Return all lines in the material below that contain "this".
═══
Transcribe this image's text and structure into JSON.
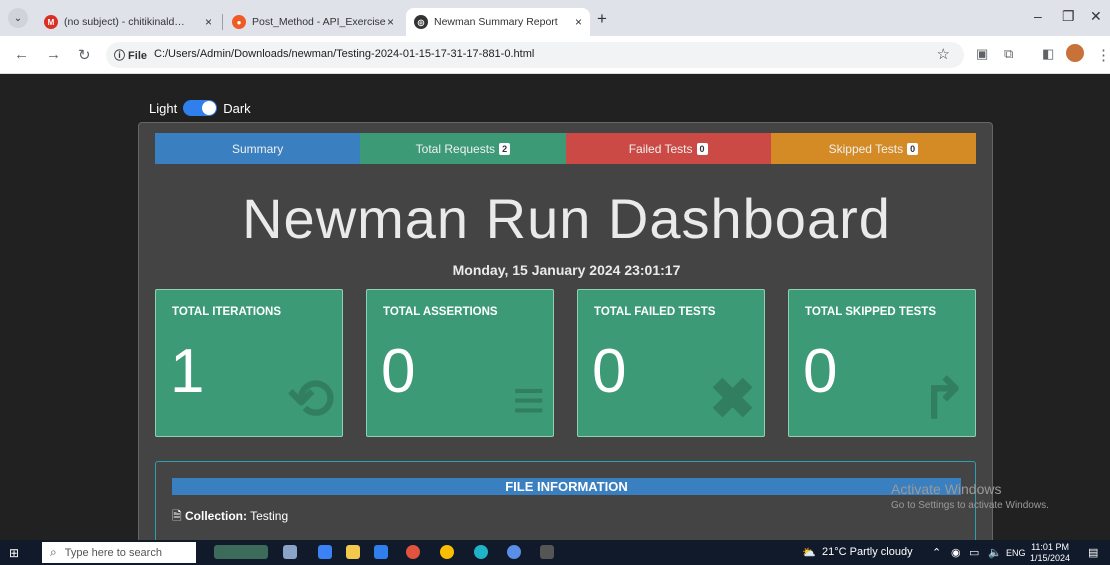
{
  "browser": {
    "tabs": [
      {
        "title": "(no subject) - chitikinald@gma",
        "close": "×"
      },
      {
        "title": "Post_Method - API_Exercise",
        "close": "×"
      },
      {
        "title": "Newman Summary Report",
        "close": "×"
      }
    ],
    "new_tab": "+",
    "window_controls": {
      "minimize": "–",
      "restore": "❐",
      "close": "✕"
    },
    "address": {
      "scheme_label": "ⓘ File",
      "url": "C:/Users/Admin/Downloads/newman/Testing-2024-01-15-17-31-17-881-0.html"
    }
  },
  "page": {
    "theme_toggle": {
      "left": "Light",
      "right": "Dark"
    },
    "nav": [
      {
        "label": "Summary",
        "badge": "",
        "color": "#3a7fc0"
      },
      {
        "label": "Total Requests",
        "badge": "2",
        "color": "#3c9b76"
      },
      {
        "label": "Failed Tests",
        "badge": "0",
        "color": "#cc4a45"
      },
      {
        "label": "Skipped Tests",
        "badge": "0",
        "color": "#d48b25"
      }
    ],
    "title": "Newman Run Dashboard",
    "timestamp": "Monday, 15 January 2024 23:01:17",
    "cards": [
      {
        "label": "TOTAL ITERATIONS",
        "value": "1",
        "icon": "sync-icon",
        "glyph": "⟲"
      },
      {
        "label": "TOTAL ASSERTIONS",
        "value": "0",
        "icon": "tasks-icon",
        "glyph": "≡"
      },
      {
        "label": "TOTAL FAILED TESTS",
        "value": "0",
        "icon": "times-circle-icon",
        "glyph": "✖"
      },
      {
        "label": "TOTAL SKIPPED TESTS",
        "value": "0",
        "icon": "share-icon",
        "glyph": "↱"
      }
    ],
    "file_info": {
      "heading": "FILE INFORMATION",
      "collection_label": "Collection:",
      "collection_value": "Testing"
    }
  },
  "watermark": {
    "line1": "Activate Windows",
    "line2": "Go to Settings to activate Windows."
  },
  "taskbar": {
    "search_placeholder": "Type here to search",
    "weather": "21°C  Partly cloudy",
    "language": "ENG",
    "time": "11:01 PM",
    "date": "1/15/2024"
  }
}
═══
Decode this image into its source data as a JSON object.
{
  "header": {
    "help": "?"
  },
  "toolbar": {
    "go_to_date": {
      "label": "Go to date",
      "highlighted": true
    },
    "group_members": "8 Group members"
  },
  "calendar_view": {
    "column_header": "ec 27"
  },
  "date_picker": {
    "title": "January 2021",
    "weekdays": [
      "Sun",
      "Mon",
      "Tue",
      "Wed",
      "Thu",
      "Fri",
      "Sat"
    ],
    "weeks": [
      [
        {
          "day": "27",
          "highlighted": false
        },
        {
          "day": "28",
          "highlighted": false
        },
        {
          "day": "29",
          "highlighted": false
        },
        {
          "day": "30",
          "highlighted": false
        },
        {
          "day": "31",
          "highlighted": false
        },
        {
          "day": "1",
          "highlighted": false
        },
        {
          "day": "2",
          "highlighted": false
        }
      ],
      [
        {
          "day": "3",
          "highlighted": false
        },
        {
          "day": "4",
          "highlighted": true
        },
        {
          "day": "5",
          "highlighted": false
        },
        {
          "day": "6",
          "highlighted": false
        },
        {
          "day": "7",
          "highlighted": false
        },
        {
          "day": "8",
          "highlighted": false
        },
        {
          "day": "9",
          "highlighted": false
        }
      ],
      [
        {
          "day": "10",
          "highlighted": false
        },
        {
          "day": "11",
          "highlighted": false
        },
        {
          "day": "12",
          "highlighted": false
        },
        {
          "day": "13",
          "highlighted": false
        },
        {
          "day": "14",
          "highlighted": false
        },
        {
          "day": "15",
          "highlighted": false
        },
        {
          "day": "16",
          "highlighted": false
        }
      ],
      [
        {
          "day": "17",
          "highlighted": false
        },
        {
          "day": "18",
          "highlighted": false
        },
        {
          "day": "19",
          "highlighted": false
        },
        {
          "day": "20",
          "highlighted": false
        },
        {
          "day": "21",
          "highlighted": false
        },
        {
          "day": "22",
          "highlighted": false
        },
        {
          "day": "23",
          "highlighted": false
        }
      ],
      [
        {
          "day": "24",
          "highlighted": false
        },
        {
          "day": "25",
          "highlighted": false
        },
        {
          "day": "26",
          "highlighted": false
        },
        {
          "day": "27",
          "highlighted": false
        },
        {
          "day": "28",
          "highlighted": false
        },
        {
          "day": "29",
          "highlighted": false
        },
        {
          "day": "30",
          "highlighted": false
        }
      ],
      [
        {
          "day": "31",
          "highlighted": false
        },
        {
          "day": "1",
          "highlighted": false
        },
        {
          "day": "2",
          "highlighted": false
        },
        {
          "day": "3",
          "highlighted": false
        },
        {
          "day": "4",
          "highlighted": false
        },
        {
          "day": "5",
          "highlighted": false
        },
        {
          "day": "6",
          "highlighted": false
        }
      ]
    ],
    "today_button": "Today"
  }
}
═══
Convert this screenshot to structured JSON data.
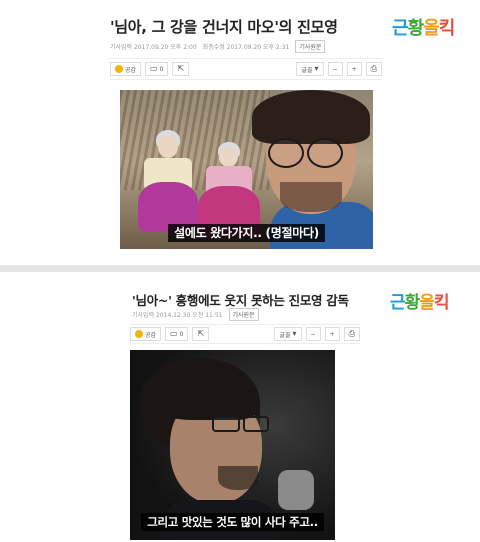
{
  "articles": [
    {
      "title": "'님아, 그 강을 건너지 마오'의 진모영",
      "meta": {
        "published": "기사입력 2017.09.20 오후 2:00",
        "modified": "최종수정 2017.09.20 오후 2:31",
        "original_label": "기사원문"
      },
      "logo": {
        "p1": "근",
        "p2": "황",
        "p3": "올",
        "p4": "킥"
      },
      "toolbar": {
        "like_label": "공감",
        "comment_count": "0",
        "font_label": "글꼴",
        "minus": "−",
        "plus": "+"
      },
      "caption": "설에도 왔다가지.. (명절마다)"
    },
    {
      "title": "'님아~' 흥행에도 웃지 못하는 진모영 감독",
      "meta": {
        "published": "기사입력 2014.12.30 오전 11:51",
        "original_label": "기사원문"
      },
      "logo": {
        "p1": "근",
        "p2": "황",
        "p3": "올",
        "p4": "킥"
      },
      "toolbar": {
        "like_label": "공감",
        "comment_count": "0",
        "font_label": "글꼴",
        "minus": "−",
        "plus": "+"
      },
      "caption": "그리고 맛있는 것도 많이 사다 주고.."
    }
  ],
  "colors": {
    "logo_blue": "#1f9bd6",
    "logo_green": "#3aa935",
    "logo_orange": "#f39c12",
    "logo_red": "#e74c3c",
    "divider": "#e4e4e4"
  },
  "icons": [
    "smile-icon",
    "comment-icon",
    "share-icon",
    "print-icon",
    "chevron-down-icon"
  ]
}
═══
Written response:
Transcribe this image's text and structure into JSON.
Decode this image into its source data as a JSON object.
Convert this screenshot to structured JSON data.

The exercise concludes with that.